_Dataset entries_:
##############################

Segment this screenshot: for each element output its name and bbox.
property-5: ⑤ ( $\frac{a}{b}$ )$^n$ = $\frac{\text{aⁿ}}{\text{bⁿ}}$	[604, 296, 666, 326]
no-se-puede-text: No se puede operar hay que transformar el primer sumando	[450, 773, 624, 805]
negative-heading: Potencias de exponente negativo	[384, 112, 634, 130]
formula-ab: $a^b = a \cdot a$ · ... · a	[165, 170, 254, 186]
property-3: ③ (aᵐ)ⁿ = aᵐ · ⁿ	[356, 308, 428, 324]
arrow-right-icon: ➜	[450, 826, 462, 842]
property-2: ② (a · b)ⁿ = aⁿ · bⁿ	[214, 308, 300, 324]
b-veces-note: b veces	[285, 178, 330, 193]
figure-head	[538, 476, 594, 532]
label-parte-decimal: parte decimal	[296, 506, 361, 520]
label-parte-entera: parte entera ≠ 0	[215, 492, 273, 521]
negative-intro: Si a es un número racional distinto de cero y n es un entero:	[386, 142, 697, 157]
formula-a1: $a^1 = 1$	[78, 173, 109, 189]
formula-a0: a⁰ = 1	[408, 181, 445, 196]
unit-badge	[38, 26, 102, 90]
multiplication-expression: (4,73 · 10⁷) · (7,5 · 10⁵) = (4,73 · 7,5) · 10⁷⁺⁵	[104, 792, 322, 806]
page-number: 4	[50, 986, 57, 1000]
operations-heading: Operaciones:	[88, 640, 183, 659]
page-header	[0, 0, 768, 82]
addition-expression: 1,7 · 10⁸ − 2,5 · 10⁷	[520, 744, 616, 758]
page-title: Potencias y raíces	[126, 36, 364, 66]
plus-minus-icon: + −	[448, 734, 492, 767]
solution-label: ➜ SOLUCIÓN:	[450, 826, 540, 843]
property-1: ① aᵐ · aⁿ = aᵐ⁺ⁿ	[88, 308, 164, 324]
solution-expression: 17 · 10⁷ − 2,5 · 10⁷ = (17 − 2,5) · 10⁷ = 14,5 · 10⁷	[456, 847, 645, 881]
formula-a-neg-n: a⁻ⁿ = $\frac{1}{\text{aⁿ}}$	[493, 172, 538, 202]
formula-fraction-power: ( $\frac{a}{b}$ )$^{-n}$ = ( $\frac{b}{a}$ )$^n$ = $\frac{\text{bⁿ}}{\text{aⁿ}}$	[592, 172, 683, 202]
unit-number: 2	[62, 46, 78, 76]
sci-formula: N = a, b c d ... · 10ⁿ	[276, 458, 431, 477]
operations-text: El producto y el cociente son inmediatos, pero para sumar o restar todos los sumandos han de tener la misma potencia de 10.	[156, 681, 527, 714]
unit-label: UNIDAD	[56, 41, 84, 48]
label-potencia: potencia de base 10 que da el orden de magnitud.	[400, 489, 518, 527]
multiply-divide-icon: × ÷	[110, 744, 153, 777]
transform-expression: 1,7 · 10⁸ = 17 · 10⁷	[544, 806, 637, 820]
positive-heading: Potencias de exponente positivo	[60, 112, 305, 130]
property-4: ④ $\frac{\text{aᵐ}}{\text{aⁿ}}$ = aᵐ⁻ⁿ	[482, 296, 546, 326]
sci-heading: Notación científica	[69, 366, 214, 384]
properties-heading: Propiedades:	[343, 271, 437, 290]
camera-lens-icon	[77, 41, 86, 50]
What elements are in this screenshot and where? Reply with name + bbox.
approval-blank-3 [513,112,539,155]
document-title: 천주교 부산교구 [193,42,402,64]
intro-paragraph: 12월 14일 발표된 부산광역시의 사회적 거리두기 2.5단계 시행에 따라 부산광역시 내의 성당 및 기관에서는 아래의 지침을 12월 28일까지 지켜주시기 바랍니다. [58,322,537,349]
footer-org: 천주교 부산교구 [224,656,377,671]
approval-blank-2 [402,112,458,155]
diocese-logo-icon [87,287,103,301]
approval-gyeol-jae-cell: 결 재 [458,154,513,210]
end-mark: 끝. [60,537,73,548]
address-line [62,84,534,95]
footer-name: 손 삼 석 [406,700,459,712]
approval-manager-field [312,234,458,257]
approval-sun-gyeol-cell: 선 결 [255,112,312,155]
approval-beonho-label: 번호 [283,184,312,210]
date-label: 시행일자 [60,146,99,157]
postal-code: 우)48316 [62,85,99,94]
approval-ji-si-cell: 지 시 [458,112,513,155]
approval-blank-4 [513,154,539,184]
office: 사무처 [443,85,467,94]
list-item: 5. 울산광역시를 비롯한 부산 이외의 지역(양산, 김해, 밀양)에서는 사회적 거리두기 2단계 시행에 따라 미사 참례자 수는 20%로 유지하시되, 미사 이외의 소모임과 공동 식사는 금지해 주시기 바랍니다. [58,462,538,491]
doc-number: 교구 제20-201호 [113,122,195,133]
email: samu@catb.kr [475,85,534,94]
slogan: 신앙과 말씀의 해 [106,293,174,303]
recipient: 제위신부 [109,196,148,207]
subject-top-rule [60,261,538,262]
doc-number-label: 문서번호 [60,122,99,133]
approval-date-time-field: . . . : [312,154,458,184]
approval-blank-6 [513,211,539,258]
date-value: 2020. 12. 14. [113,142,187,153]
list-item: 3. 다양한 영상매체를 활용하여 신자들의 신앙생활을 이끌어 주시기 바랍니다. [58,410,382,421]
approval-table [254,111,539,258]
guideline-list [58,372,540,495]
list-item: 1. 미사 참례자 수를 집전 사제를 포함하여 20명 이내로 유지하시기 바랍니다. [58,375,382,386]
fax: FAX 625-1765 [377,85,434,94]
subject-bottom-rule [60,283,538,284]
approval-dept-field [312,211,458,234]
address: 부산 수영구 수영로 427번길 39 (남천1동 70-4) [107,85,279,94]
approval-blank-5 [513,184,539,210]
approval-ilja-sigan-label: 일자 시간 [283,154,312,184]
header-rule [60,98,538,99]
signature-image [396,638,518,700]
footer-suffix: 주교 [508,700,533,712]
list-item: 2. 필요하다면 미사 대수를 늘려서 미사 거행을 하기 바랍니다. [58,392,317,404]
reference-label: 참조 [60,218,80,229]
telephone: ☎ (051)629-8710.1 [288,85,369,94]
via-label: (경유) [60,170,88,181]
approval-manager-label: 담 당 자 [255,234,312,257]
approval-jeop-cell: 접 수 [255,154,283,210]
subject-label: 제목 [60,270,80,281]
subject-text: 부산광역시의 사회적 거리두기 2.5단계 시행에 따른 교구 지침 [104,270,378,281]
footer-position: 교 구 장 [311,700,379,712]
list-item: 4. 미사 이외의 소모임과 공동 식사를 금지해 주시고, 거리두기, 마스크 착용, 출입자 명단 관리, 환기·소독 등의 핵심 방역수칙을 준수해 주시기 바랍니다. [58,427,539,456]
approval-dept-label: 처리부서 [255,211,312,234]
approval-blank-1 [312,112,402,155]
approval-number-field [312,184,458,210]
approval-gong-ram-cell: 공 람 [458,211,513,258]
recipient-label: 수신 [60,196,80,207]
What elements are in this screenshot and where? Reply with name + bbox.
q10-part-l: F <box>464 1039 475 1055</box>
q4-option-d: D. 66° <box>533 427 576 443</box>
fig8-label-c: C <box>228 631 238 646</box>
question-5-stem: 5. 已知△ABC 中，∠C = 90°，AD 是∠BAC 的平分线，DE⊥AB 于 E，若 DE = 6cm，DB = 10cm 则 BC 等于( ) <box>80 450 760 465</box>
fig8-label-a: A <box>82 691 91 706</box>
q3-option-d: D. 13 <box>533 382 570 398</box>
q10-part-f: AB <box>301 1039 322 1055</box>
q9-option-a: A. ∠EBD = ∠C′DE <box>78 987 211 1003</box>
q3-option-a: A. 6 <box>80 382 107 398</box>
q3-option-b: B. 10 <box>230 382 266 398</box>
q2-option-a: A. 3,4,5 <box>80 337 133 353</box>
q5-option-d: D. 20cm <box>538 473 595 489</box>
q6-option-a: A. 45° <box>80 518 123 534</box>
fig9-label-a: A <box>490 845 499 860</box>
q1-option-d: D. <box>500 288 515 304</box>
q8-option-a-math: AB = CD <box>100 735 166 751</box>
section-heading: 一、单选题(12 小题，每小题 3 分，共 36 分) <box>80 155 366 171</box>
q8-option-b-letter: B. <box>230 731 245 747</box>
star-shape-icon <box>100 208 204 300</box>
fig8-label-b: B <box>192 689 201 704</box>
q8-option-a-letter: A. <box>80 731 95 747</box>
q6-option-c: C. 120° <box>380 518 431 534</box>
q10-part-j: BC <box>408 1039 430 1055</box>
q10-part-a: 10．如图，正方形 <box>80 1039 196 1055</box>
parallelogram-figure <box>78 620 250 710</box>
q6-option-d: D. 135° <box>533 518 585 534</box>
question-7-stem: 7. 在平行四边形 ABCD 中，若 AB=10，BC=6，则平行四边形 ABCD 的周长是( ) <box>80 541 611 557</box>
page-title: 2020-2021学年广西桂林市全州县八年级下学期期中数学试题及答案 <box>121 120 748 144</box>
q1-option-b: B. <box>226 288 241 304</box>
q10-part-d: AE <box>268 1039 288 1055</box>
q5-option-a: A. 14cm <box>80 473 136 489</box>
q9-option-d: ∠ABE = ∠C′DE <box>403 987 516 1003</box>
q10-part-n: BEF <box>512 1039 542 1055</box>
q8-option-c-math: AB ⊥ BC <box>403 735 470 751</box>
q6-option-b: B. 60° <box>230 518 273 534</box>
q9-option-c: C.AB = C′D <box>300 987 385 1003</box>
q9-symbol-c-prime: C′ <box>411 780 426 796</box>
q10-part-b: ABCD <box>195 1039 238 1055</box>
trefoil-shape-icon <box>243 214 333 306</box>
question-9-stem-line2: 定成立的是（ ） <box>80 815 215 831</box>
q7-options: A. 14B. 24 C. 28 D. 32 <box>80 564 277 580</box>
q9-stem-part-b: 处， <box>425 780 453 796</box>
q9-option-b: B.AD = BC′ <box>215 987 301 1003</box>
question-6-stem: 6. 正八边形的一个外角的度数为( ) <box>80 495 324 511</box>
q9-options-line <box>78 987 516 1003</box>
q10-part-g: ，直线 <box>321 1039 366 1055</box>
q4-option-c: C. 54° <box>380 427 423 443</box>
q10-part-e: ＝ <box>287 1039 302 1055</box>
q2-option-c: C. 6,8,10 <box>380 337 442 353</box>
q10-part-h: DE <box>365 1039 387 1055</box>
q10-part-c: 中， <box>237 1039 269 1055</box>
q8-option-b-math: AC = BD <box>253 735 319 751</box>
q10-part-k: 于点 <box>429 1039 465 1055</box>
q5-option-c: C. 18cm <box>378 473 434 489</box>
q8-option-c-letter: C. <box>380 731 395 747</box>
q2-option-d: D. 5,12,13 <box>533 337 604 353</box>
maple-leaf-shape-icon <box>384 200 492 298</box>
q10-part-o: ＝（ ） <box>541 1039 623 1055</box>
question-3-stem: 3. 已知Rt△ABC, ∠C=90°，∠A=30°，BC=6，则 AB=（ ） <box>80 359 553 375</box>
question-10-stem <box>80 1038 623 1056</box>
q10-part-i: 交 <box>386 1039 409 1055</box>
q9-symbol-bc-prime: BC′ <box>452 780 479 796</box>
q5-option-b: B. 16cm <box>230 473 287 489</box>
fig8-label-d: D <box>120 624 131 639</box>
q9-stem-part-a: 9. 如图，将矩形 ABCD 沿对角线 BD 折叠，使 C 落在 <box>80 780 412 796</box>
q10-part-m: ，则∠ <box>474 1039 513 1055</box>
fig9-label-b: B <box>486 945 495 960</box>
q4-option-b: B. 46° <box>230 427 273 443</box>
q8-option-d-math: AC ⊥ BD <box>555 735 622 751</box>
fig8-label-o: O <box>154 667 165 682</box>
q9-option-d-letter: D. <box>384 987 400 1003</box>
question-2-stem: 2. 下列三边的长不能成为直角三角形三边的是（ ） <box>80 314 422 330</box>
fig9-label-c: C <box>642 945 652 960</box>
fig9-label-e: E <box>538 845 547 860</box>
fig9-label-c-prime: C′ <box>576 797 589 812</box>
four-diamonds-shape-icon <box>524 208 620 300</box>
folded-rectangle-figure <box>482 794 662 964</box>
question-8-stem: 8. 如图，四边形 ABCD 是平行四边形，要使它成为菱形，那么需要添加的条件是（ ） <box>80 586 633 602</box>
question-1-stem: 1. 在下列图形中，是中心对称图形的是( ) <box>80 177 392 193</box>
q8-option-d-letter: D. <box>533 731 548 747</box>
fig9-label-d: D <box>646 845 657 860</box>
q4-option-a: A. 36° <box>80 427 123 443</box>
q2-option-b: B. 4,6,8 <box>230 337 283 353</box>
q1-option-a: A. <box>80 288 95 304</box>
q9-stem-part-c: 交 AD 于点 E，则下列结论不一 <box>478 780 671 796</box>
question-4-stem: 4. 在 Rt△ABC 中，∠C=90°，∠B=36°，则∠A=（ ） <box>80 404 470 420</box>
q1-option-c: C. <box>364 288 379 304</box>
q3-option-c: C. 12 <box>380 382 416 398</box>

##############################

Gather every row above that contains the string "field", with uppercase and lowercase treated as different, and copy each one out.

_Worked answer_:
approval-manager-field [312,234,458,257]
approval-date-time-field: . . . : [312,154,458,184]
approval-dept-field [312,211,458,234]
approval-number-field [312,184,458,210]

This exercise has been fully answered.